- _Material for the task_:
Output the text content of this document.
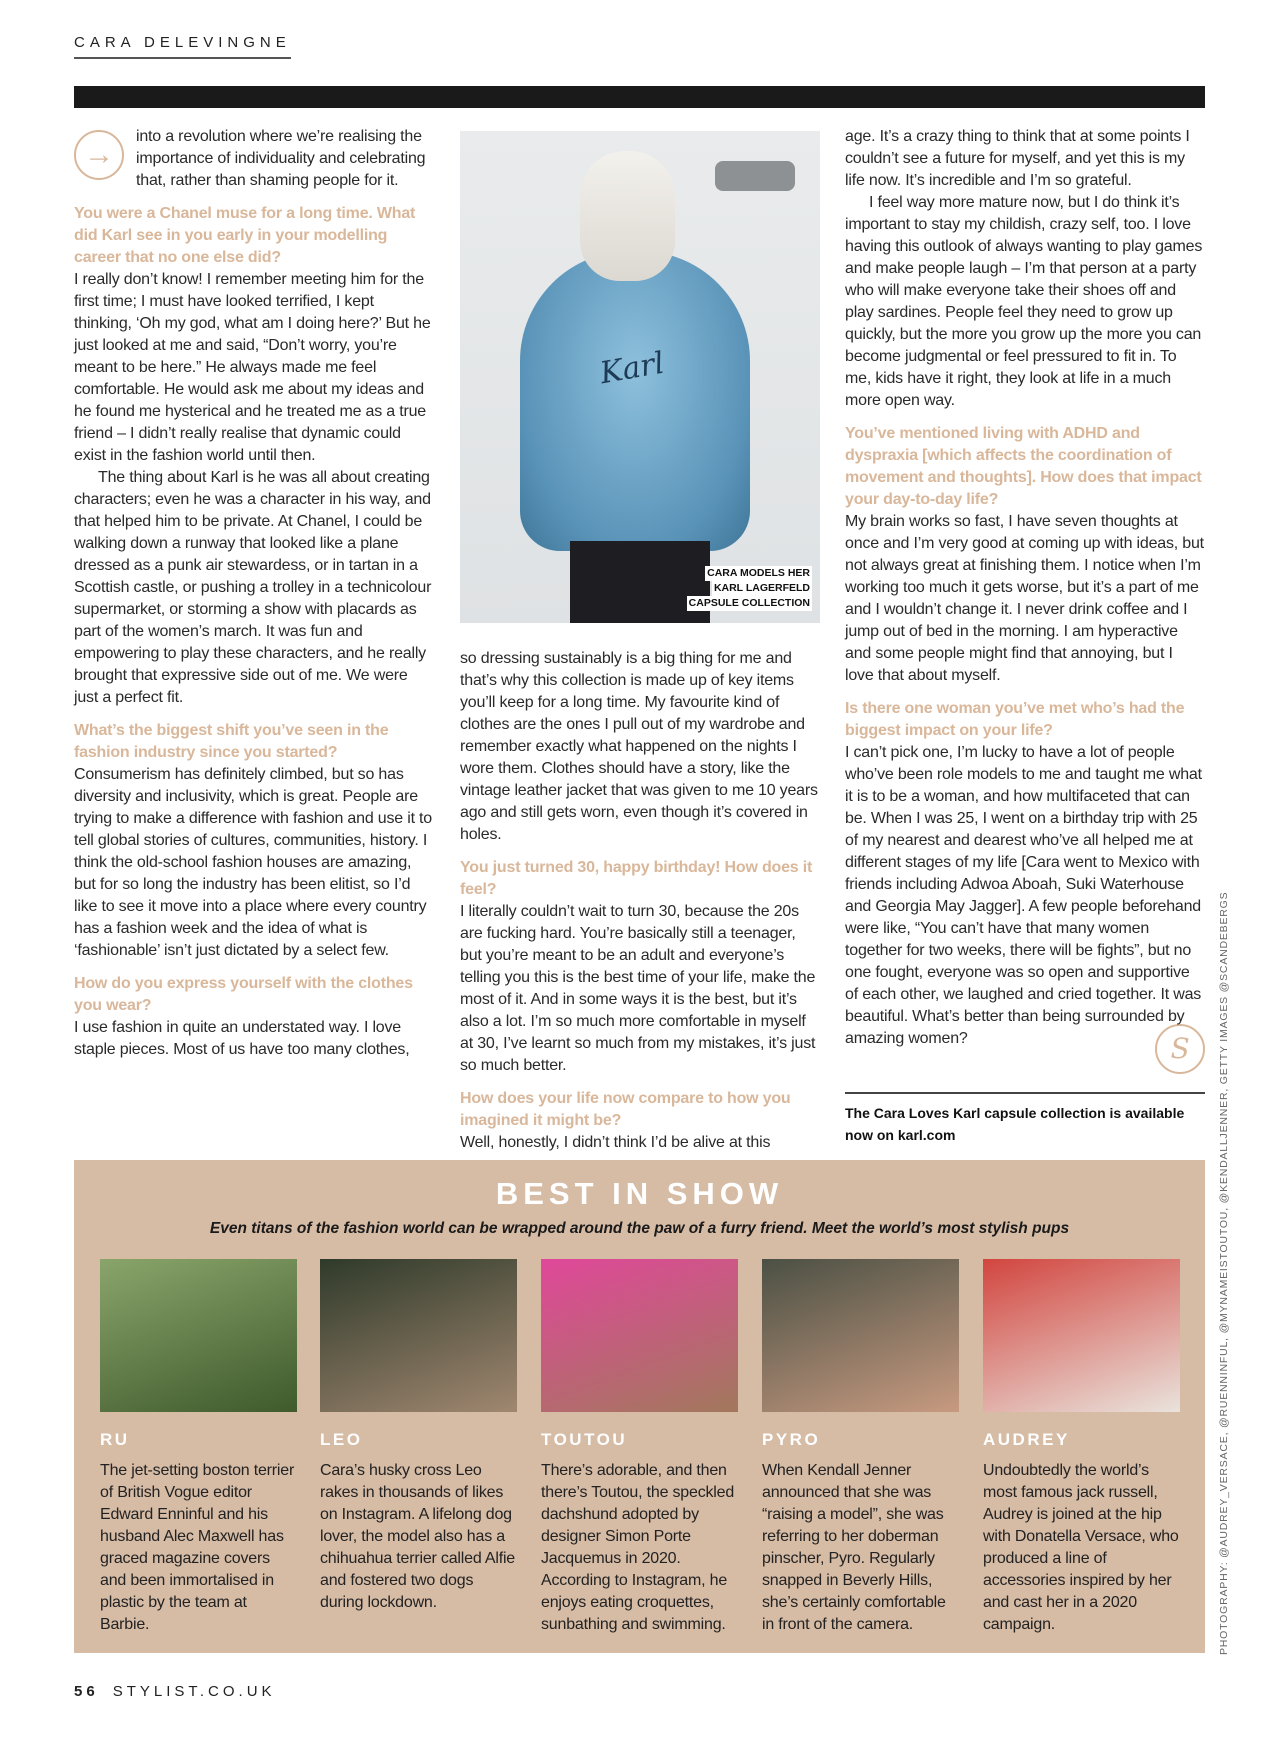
CARA DELEVINGNE

→
into a revolution where we’re realising the importance of individuality and celebrating that, rather than shaming people for it.

You were a Chanel muse for a long time. What did Karl see in you early in your modelling career that no one else did?

I really don’t know! I remember meeting him for the first time; I must have looked terrified, I kept thinking, ‘Oh my god, what am I doing here?’ But he just looked at me and said, “Don’t worry, you’re meant to be here.” He always made me feel comfortable. He would ask me about my ideas and he found me hysterical and he treated me as a true friend – I didn’t really realise that dynamic could exist in the fashion world until then.

The thing about Karl is he was all about creating characters; even he was a character in his way, and that helped him to be private. At Chanel, I could be walking down a runway that looked like a plane dressed as a punk air stewardess, or in tartan in a Scottish castle, or pushing a trolley in a technicolour supermarket, or storming a show with placards as part of the women’s march. It was fun and empowering to play these characters, and he really brought that expressive side out of me. We were just a perfect fit.

What’s the biggest shift you’ve seen in the fashion industry since you started?

Consumerism has definitely climbed, but so has diversity and inclusivity, which is great. People are trying to make a difference with fashion and use it to tell global stories of cultures, communities, history. I think the old-school fashion houses are amazing, but for so long the industry has been elitist, so I’d like to see it move into a place where every country has a fashion week and the idea of what is ‘fashionable’ isn’t just dictated by a select few.

How do you express yourself with the clothes you wear?

I use fashion in quite an understated way. I love staple pieces. Most of us have too many clothes,

Karl
CARA MODELS HER
KARL LAGERFELD
CAPSULE COLLECTION

so dressing sustainably is a big thing for me and that’s why this collection is made up of key items you’ll keep for a long time. My favourite kind of clothes are the ones I pull out of my wardrobe and remember exactly what happened on the nights I wore them. Clothes should have a story, like the vintage leather jacket that was given to me 10 years ago and still gets worn, even though it’s covered in holes.

You just turned 30, happy birthday! How does it feel?

I literally couldn’t wait to turn 30, because the 20s are fucking hard. You’re basically still a teenager, but you’re meant to be an adult and everyone’s telling you this is the best time of your life, make the most of it. And in some ways it is the best, but it’s also a lot. I’m so much more comfortable in myself at 30, I’ve learnt so much from my mistakes, it’s just so much better.

How does your life now compare to how you imagined it might be?

Well, honestly, I didn’t think I’d be alive at this

age. It’s a crazy thing to think that at some points I couldn’t see a future for myself, and yet this is my life now. It’s incredible and I’m so grateful.

I feel way more mature now, but I do think it’s important to stay my childish, crazy self, too. I love having this outlook of always wanting to play games and make people laugh – I’m that person at a party who will make everyone take their shoes off and play sardines. People feel they need to grow up quickly, but the more you grow up the more you can become judgmental or feel pressured to fit in. To me, kids have it right, they look at life in a much more open way.

You’ve mentioned living with ADHD and dyspraxia [which affects the coordination of movement and thoughts]. How does that impact your day-to-day life?

My brain works so fast, I have seven thoughts at once and I’m very good at coming up with ideas, but not always great at finishing them. I notice when I’m working too much it gets worse, but it’s a part of me and I wouldn’t change it. I never drink coffee and I jump out of bed in the morning. I am hyperactive and some people might find that annoying, but I love that about myself.

Is there one woman you’ve met who’s had the biggest impact on your life?

I can’t pick one, I’m lucky to have a lot of people who’ve been role models to me and taught me what it is to be a woman, and how multifaceted that can be. When I was 25, I went on a birthday trip with 25 of my nearest and dearest who’ve all helped me at different stages of my life [Cara went to Mexico with friends including Adwoa Aboah, Suki Waterhouse and Georgia May Jagger]. A few people beforehand were like, “You can’t have that many women together for two weeks, there will be fights”, but no one fought, everyone was so open and supportive of each other, we laughed and cried together. It was beautiful. What’s better than being surrounded by amazing women?	S

The Cara Loves Karl capsule collection is available now on karl.com
BEST IN SHOW
Even titans of the fashion world can be wrapped around the paw of a furry friend. Meet the world’s most stylish pups
RU
The jet-setting boston terrier of British Vogue editor Edward Enninful and his husband Alec Maxwell has graced magazine covers and been immortalised in plastic by the team at Barbie.
LEO
Cara’s husky cross Leo rakes in thousands of likes on Instagram. A lifelong dog lover, the model also has a chihuahua terrier called Alfie and fostered two dogs during lockdown.
TOUTOU
There’s adorable, and then there’s Toutou, the speckled dachshund adopted by designer Simon Porte Jacquemus in 2020. According to Instagram, he enjoys eating croquettes, sunbathing and swimming.
PYRO
When Kendall Jenner announced that she was “raising a model”, she was referring to her doberman pinscher, Pyro. Regularly snapped in Beverly Hills, she’s certainly comfortable in front of the camera.
AUDREY
Undoubtedly the world’s most famous jack russell, Audrey is joined at the hip with Donatella Versace, who produced a line of accessories inspired by her and cast her in a 2020 campaign.	PHOTOGRAPHY: @AUDREY_VERSACE, @RUENNINFUL, @MYNAMEISTOUTOU, @KENDALLJENNER, GETTY IMAGES @SCANDEBERGS
56 STYLIST.CO.UK
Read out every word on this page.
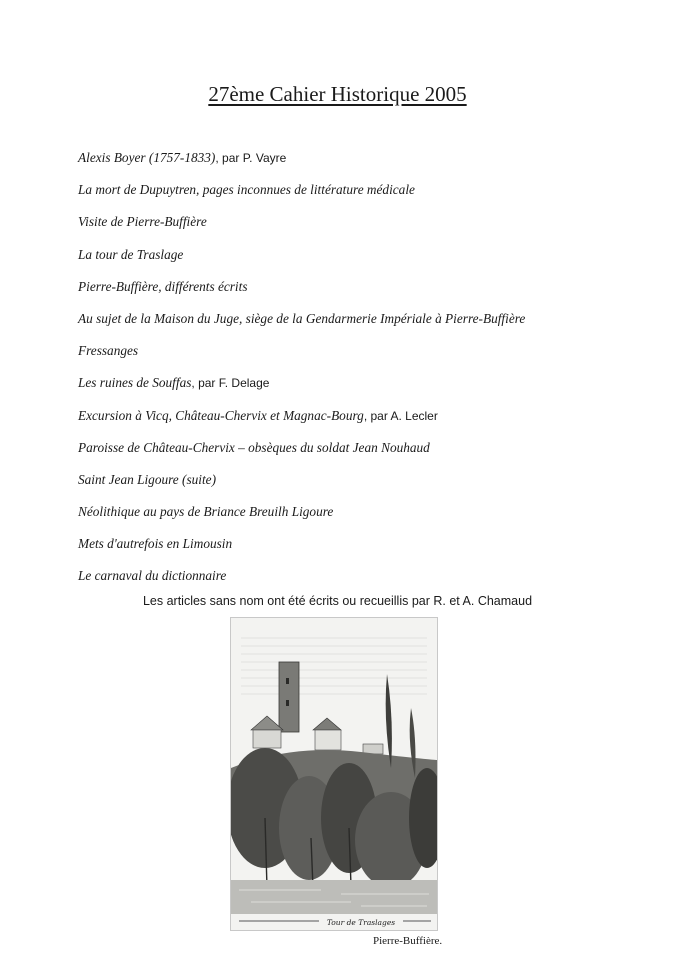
27ème Cahier Historique 2005
Alexis Boyer (1757-1833), par P. Vayre
La mort de Dupuytren, pages inconnues de littérature médicale
Visite de Pierre-Buffière
La tour de Traslage
Pierre-Buffière, différents écrits
Au sujet de la Maison du Juge, siège de la Gendarmerie Impériale à Pierre-Buffière
Fressanges
Les ruines de Souffas, par F. Delage
Excursion à Vicq, Château-Chervix et Magnac-Bourg, par A. Lecler
Paroisse de Château-Chervix – obsèques du soldat Jean Nouhaud
Saint Jean Ligoure (suite)
Néolithique au pays de Briance Breuilh Ligoure
Mets d'autrefois en Limousin
Le carnaval du dictionnaire
Les articles sans nom ont été écrits ou recueillis par R. et A. Chamaud
Tour de Traslages
Pierre-Buffière.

- _Written exercise_: Transcribe the listing in full and omit the pictures.

- _Result below_:
Output the text content of this document.
CARA DELEVINGNE

→
into a revolution where we’re realising the importance of individuality and celebrating that, rather than shaming people for it.

You were a Chanel muse for a long time. What did Karl see in you early in your modelling career that no one else did?

I really don’t know! I remember meeting him for the first time; I must have looked terrified, I kept thinking, ‘Oh my god, what am I doing here?’ But he just looked at me and said, “Don’t worry, you’re meant to be here.” He always made me feel comfortable. He would ask me about my ideas and he found me hysterical and he treated me as a true friend – I didn’t really realise that dynamic could exist in the fashion world until then.

The thing about Karl is he was all about creating characters; even he was a character in his way, and that helped him to be private. At Chanel, I could be walking down a runway that looked like a plane dressed as a punk air stewardess, or in tartan in a Scottish castle, or pushing a trolley in a technicolour supermarket, or storming a show with placards as part of the women’s march. It was fun and empowering to play these characters, and he really brought that expressive side out of me. We were just a perfect fit.

What’s the biggest shift you’ve seen in the fashion industry since you started?

Consumerism has definitely climbed, but so has diversity and inclusivity, which is great. People are trying to make a difference with fashion and use it to tell global stories of cultures, communities, history. I think the old-school fashion houses are amazing, but for so long the industry has been elitist, so I’d like to see it move into a place where every country has a fashion week and the idea of what is ‘fashionable’ isn’t just dictated by a select few.

How do you express yourself with the clothes you wear?

I use fashion in quite an understated way. I love staple pieces. Most of us have too many clothes,

Karl
CARA MODELS HER
KARL LAGERFELD
CAPSULE COLLECTION

so dressing sustainably is a big thing for me and that’s why this collection is made up of key items you’ll keep for a long time. My favourite kind of clothes are the ones I pull out of my wardrobe and remember exactly what happened on the nights I wore them. Clothes should have a story, like the vintage leather jacket that was given to me 10 years ago and still gets worn, even though it’s covered in holes.

You just turned 30, happy birthday! How does it feel?

I literally couldn’t wait to turn 30, because the 20s are fucking hard. You’re basically still a teenager, but you’re meant to be an adult and everyone’s telling you this is the best time of your life, make the most of it. And in some ways it is the best, but it’s also a lot. I’m so much more comfortable in myself at 30, I’ve learnt so much from my mistakes, it’s just so much better.

How does your life now compare to how you imagined it might be?

Well, honestly, I didn’t think I’d be alive at this

age. It’s a crazy thing to think that at some points I couldn’t see a future for myself, and yet this is my life now. It’s incredible and I’m so grateful.

I feel way more mature now, but I do think it’s important to stay my childish, crazy self, too. I love having this outlook of always wanting to play games and make people laugh – I’m that person at a party who will make everyone take their shoes off and play sardines. People feel they need to grow up quickly, but the more you grow up the more you can become judgmental or feel pressured to fit in. To me, kids have it right, they look at life in a much more open way.

You’ve mentioned living with ADHD and dyspraxia [which affects the coordination of movement and thoughts]. How does that impact your day-to-day life?

My brain works so fast, I have seven thoughts at once and I’m very good at coming up with ideas, but not always great at finishing them. I notice when I’m working too much it gets worse, but it’s a part of me and I wouldn’t change it. I never drink coffee and I jump out of bed in the morning. I am hyperactive and some people might find that annoying, but I love that about myself.

Is there one woman you’ve met who’s had the biggest impact on your life?

I can’t pick one, I’m lucky to have a lot of people who’ve been role models to me and taught me what it is to be a woman, and how multifaceted that can be. When I was 25, I went on a birthday trip with 25 of my nearest and dearest who’ve all helped me at different stages of my life [Cara went to Mexico with friends including Adwoa Aboah, Suki Waterhouse and Georgia May Jagger]. A few people beforehand were like, “You can’t have that many women together for two weeks, there will be fights”, but no one fought, everyone was so open and supportive of each other, we laughed and cried together. It was beautiful. What’s better than being surrounded by amazing women?	S

The Cara Loves Karl capsule collection is available now on karl.com
BEST IN SHOW
Even titans of the fashion world can be wrapped around the paw of a furry friend. Meet the world’s most stylish pups
RU
The jet-setting boston terrier of British Vogue editor Edward Enninful and his husband Alec Maxwell has graced magazine covers and been immortalised in plastic by the team at Barbie.
LEO
Cara’s husky cross Leo rakes in thousands of likes on Instagram. A lifelong dog lover, the model also has a chihuahua terrier called Alfie and fostered two dogs during lockdown.
TOUTOU
There’s adorable, and then there’s Toutou, the speckled dachshund adopted by designer Simon Porte Jacquemus in 2020. According to Instagram, he enjoys eating croquettes, sunbathing and swimming.
PYRO
When Kendall Jenner announced that she was “raising a model”, she was referring to her doberman pinscher, Pyro. Regularly snapped in Beverly Hills, she’s certainly comfortable in front of the camera.
AUDREY
Undoubtedly the world’s most famous jack russell, Audrey is joined at the hip with Donatella Versace, who produced a line of accessories inspired by her and cast her in a 2020 campaign.	PHOTOGRAPHY: @AUDREY_VERSACE, @RUENNINFUL, @MYNAMEISTOUTOU, @KENDALLJENNER, GETTY IMAGES @SCANDEBERGS
56 STYLIST.CO.UK
Read out every word on this page.
27ème Cahier Historique 2005
Alexis Boyer (1757-1833), par P. Vayre
La mort de Dupuytren, pages inconnues de littérature médicale
Visite de Pierre-Buffière
La tour de Traslage
Pierre-Buffière, différents écrits
Au sujet de la Maison du Juge, siège de la Gendarmerie Impériale à Pierre-Buffière
Fressanges
Les ruines de Souffas, par F. Delage
Excursion à Vicq, Château-Chervix et Magnac-Bourg, par A. Lecler
Paroisse de Château-Chervix – obsèques du soldat Jean Nouhaud
Saint Jean Ligoure (suite)
Néolithique au pays de Briance Breuilh Ligoure
Mets d'autrefois en Limousin
Le carnaval du dictionnaire
Les articles sans nom ont été écrits ou recueillis par R. et A. Chamaud
Tour de Traslages
Pierre-Buffière.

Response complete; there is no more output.